• **Your task**:
Pull out each line of the records holding the string "Plaintiff".

Saved entries:

* * * * * * *

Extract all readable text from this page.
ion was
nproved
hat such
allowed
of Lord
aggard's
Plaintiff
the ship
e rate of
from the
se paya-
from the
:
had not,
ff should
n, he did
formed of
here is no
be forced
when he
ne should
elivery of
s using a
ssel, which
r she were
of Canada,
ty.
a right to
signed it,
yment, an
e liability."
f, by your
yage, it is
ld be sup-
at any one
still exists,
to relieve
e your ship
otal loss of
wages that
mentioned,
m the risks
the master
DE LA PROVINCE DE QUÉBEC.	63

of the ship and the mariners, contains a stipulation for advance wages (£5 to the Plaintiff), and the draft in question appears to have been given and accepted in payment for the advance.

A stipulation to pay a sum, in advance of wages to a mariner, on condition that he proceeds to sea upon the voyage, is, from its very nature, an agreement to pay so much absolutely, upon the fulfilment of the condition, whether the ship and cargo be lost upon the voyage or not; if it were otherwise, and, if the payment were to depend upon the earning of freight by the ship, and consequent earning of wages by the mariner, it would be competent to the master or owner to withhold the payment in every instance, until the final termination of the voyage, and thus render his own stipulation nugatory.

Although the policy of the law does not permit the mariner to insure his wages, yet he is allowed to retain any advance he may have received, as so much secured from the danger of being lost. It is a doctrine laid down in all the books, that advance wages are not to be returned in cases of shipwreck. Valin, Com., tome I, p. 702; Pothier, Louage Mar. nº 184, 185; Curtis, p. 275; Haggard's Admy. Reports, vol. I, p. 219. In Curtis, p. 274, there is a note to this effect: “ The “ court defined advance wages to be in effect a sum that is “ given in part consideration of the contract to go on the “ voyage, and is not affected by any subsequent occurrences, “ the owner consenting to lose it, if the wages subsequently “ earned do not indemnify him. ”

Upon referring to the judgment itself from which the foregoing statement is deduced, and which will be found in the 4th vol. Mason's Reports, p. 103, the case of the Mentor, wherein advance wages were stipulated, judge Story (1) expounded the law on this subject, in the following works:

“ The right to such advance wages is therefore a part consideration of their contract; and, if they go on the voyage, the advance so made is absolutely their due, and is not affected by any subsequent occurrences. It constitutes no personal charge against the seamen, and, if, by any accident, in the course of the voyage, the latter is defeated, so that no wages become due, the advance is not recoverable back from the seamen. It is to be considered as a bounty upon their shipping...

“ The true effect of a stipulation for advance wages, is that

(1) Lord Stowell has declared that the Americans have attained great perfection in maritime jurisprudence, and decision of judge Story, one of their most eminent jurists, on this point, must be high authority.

* * * * * * *

• **Response below**:
Plaintiff
of the ship and the mariners, contains a stipulation for advance wages (£5 to the Plaintiff), and the draft in question appears to have been given and accepted in payment for the advance.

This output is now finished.